## Stated problem
Every entry must be given again exactly.

───── Extracted material

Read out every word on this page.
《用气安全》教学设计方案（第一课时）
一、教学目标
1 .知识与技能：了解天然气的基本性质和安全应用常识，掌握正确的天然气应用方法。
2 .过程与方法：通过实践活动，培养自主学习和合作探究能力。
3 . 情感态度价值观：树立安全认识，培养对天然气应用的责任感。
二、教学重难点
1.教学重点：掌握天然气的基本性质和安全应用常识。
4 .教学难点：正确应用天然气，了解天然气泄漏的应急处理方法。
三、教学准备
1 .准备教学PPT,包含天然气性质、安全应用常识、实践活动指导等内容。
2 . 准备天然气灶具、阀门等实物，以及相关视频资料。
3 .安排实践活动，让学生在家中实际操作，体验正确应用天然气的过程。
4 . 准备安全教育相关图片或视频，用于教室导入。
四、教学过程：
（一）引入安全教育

──────────

## Exercise output
Read out every word on this page.
《用气安全》教学设计方案（第一课时）
一、教学目标
1 .知识与技能：了解天然气的基本性质和安全应用常识，掌握正确的天然气应用方法。
2 .过程与方法：通过实践活动，培养自主学习和合作探究能力。
3 . 情感态度价值观：树立安全认识，培养对天然气应用的责任感。
二、教学重难点
1.教学重点：掌握天然气的基本性质和安全应用常识。
4 .教学难点：正确应用天然气，了解天然气泄漏的应急处理方法。
三、教学准备
1 .准备教学PPT,包含天然气性质、安全应用常识、实践活动指导等内容。
2 . 准备天然气灶具、阀门等实物，以及相关视频资料。
3 .安排实践活动，让学生在家中实际操作，体验正确应用天然气的过程。
4 . 准备安全教育相关图片或视频，用于教室导入。
四、教学过程：
（一）引入安全教育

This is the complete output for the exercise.